_What is needed:_ Using the entries that follow, count the lines containing the word "Total" and give that number by itself.

-- Start Source data --

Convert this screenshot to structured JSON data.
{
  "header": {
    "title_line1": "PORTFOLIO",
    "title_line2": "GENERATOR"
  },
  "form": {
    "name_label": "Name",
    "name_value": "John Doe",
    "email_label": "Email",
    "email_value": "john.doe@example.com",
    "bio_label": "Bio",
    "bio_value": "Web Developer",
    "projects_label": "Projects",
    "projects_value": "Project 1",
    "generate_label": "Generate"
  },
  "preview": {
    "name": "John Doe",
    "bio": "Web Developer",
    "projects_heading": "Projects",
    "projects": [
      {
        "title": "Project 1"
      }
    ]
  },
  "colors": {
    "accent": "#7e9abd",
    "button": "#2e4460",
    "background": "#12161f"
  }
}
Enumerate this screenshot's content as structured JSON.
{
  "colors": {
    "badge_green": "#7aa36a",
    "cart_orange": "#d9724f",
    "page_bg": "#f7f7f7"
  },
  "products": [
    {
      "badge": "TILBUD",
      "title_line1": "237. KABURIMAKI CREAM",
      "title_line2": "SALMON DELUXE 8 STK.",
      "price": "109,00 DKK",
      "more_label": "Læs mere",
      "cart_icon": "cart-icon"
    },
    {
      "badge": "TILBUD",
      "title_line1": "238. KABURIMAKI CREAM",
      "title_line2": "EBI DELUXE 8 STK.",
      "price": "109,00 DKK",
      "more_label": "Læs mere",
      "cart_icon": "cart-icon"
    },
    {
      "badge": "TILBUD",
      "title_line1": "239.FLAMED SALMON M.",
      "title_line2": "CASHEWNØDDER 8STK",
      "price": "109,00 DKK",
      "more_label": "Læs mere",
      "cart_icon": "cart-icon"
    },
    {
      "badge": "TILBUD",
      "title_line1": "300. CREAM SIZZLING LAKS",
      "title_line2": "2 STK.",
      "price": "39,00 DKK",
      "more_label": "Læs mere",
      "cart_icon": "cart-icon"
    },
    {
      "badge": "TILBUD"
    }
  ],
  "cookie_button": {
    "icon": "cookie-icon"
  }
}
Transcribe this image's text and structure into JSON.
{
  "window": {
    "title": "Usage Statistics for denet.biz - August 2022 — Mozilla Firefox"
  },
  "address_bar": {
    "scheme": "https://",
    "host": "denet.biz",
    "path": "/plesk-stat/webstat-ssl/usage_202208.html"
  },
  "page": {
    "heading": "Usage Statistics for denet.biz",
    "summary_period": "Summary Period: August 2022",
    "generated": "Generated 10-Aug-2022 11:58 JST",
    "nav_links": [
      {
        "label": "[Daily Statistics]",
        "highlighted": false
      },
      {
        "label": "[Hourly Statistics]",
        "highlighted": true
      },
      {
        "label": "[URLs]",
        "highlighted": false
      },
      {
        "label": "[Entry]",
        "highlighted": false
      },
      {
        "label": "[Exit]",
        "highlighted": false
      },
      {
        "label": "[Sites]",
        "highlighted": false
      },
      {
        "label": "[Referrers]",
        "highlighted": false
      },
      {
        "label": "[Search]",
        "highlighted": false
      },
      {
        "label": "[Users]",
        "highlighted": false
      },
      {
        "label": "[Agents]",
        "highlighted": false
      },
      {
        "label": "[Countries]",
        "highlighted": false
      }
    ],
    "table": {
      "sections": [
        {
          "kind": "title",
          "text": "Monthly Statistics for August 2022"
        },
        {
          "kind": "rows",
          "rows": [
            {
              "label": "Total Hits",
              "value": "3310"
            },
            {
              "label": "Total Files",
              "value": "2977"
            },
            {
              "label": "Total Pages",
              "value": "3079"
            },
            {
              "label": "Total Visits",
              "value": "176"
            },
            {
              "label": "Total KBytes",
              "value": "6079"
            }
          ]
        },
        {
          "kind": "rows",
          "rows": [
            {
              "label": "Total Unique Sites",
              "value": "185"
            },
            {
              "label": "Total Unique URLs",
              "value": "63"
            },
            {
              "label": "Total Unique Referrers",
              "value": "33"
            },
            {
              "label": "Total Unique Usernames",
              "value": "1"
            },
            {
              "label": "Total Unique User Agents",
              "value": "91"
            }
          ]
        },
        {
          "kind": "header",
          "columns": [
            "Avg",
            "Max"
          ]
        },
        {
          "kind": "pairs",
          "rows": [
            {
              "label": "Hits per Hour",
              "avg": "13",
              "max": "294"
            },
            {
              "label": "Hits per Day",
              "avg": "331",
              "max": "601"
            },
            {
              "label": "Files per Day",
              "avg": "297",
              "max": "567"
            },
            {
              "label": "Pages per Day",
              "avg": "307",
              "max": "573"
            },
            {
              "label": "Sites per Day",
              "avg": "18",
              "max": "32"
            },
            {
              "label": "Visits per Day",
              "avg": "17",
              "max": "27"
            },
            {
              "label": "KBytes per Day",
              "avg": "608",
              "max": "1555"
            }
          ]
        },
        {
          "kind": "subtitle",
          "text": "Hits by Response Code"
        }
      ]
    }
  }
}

-- End Source data --

_Completed task:_ 10